# Start of Stored data

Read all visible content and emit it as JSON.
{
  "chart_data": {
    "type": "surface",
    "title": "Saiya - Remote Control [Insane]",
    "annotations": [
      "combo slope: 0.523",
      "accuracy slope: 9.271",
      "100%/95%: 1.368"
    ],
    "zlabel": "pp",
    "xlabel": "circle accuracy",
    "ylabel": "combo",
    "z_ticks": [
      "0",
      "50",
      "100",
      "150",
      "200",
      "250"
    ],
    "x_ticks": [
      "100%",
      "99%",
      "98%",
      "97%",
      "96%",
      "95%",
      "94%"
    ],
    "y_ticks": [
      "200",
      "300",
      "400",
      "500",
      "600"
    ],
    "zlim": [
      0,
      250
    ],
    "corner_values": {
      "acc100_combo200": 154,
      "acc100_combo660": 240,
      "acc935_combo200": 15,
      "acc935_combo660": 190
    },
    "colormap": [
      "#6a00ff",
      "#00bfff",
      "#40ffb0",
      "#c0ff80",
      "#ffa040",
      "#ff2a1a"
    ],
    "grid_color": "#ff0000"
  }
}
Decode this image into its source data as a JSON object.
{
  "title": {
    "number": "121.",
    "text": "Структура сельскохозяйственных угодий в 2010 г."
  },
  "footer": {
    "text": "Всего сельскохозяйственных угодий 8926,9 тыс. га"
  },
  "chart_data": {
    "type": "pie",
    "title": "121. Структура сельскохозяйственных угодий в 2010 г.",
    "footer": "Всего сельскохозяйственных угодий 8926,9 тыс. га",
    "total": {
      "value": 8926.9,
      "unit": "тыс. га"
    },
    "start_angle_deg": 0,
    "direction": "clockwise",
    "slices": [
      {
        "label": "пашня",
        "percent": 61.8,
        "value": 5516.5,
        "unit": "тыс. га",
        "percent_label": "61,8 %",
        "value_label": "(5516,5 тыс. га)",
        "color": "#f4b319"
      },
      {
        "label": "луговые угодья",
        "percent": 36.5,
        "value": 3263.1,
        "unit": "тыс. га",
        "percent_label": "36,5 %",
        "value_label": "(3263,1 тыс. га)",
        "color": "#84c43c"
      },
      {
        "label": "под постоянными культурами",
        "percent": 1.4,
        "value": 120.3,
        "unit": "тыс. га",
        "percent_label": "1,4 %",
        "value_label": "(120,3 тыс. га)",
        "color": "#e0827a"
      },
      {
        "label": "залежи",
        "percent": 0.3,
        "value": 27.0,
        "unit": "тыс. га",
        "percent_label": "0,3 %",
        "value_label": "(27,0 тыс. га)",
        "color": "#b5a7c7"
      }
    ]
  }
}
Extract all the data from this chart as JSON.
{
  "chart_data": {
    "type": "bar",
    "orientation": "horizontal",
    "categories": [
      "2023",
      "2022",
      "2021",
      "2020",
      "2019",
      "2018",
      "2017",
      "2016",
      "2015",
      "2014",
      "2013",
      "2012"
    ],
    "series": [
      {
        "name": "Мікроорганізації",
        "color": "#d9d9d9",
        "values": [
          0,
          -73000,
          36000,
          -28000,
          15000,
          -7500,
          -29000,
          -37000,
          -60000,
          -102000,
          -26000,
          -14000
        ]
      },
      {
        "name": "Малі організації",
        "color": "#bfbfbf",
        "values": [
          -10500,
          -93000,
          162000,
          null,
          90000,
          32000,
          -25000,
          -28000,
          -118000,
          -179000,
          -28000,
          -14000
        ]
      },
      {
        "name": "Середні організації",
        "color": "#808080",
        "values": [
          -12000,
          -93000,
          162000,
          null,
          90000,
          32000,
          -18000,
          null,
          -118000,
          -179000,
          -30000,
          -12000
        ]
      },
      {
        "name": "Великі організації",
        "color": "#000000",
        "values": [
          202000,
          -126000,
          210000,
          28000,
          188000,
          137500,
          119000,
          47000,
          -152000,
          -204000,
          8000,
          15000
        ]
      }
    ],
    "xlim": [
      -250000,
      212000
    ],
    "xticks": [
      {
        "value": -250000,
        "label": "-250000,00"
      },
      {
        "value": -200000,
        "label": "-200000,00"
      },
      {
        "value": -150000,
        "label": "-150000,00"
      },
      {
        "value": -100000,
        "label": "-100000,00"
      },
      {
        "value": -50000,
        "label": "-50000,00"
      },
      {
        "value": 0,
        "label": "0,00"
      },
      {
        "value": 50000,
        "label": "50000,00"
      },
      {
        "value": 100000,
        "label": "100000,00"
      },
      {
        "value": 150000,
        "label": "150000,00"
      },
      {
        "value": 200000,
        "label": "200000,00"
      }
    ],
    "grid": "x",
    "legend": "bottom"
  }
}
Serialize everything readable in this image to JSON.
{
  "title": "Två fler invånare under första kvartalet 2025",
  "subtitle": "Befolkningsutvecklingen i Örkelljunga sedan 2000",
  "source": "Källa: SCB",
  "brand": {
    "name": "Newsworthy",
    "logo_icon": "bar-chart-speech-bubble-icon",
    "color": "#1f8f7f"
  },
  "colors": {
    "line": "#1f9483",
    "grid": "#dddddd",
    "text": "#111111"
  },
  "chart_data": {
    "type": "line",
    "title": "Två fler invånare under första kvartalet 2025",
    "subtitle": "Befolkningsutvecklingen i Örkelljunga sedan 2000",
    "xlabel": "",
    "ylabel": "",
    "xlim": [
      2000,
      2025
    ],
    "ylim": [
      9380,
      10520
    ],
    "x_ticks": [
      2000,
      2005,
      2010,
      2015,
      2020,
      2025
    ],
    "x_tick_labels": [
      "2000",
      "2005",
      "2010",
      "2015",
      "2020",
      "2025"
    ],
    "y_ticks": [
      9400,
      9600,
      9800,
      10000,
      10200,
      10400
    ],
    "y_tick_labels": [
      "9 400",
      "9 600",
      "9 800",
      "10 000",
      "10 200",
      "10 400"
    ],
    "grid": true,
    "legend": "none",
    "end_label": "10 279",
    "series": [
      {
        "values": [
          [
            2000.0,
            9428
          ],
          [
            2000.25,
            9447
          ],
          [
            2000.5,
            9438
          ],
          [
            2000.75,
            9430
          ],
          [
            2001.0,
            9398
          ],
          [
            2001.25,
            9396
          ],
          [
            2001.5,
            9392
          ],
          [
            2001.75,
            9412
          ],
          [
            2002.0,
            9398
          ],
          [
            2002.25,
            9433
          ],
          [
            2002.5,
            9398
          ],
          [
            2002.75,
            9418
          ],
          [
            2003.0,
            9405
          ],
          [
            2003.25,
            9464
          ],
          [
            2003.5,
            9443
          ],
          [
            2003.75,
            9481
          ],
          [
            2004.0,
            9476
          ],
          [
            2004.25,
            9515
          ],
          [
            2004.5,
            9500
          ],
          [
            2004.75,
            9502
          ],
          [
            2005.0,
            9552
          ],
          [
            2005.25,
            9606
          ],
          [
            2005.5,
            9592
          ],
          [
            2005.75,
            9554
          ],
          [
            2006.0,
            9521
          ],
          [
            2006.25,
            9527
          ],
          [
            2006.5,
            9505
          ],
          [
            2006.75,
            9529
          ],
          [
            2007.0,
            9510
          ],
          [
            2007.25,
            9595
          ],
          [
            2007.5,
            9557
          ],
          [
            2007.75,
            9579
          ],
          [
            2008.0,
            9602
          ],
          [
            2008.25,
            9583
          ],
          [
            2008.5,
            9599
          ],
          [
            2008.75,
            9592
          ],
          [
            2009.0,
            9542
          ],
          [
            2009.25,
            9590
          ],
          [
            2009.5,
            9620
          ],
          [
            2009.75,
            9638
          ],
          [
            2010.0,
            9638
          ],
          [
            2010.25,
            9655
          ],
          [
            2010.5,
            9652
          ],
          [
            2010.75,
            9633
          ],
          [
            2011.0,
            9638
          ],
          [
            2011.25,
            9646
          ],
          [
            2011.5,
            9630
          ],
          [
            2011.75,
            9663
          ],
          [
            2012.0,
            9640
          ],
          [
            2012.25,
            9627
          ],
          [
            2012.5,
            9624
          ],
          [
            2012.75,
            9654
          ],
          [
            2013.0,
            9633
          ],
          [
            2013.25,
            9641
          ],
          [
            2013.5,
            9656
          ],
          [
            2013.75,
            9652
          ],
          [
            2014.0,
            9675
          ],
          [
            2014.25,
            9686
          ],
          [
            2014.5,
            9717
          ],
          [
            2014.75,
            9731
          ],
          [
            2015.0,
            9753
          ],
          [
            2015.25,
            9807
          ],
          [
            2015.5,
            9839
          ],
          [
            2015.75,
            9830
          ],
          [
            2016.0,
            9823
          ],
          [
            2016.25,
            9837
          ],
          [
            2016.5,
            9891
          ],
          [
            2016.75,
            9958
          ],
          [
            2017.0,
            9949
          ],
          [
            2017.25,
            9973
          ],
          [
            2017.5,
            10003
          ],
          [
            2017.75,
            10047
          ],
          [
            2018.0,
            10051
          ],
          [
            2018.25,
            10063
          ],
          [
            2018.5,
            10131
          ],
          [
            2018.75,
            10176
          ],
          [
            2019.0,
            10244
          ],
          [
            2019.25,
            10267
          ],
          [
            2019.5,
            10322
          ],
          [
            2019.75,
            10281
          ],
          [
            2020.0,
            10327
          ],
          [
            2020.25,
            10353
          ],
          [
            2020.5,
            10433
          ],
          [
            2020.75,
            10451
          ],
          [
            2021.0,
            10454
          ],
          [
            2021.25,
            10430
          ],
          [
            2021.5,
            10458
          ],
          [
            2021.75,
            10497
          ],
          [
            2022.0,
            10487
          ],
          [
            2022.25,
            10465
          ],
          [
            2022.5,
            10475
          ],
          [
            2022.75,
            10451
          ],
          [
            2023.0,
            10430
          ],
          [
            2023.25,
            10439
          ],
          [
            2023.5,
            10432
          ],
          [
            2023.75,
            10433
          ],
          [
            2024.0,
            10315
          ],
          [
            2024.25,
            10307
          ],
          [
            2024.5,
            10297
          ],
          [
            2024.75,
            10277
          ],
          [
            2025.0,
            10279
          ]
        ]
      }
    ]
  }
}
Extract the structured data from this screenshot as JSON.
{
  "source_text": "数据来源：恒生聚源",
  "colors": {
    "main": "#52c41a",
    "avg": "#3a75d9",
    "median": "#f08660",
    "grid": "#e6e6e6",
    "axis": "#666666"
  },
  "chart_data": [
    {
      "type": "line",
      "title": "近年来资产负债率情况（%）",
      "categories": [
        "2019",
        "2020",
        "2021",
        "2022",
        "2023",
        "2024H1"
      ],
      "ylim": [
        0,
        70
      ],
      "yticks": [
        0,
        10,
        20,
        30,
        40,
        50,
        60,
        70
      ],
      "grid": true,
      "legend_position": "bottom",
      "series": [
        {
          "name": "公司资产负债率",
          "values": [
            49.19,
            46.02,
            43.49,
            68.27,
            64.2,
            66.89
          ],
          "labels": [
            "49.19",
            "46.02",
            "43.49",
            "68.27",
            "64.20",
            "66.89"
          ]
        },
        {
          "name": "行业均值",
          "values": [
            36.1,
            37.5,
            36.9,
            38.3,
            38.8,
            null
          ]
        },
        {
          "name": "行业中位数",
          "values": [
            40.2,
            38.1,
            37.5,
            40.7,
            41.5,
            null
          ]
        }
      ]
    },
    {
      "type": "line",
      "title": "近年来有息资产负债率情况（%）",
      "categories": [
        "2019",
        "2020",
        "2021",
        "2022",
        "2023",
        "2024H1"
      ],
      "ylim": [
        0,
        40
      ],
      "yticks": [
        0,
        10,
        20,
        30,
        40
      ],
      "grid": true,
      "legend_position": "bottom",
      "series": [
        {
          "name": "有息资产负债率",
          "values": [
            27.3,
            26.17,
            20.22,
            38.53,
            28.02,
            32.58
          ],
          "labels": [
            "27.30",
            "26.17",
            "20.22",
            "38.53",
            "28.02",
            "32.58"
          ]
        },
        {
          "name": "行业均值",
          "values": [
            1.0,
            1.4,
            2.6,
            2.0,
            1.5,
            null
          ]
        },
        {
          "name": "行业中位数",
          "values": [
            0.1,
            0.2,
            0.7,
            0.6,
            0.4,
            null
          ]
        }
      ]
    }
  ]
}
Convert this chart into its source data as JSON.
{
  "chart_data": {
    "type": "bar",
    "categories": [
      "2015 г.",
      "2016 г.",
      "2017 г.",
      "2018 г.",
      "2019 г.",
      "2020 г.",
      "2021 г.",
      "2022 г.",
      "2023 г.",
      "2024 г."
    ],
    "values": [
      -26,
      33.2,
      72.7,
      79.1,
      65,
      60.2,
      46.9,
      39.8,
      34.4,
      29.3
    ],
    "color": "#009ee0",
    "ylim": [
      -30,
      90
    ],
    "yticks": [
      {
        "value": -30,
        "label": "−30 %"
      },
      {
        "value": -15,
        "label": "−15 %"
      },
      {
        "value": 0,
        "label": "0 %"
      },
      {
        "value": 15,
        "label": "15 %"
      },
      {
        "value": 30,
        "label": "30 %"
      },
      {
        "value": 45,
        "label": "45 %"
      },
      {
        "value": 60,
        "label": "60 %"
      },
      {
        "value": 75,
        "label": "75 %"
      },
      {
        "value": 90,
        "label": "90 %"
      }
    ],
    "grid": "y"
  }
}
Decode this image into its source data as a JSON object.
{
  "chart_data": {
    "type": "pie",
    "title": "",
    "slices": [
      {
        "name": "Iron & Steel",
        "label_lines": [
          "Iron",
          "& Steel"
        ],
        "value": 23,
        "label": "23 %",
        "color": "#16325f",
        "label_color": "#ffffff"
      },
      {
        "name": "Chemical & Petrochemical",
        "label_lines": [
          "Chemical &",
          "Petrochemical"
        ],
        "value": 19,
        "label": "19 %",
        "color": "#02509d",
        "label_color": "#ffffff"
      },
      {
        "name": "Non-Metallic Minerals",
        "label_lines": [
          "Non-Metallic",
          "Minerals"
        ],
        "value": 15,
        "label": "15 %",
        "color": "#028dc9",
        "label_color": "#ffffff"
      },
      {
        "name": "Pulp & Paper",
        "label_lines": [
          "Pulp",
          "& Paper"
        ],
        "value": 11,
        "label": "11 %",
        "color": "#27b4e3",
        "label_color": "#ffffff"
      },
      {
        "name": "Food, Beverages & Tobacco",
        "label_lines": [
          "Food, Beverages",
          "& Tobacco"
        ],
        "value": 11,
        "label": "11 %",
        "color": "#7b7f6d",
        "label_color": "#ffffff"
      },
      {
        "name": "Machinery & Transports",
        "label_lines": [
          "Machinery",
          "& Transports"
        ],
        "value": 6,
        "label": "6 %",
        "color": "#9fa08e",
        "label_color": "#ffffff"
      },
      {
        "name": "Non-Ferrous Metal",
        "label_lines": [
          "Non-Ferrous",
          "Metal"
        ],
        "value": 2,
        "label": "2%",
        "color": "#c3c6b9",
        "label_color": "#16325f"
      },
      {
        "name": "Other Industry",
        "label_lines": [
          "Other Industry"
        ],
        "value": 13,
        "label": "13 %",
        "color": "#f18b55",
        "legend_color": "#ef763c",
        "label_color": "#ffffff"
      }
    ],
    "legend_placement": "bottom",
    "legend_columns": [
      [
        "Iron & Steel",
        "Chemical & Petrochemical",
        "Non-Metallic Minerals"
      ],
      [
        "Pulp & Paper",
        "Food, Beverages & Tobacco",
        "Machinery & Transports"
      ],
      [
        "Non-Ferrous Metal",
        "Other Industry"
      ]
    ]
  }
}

# End of Stored data

Copy out the lines in which the string "Minerals" appears.

        "name": "Non-Metallic Minerals",
          "Minerals"
        "Non-Metallic Minerals"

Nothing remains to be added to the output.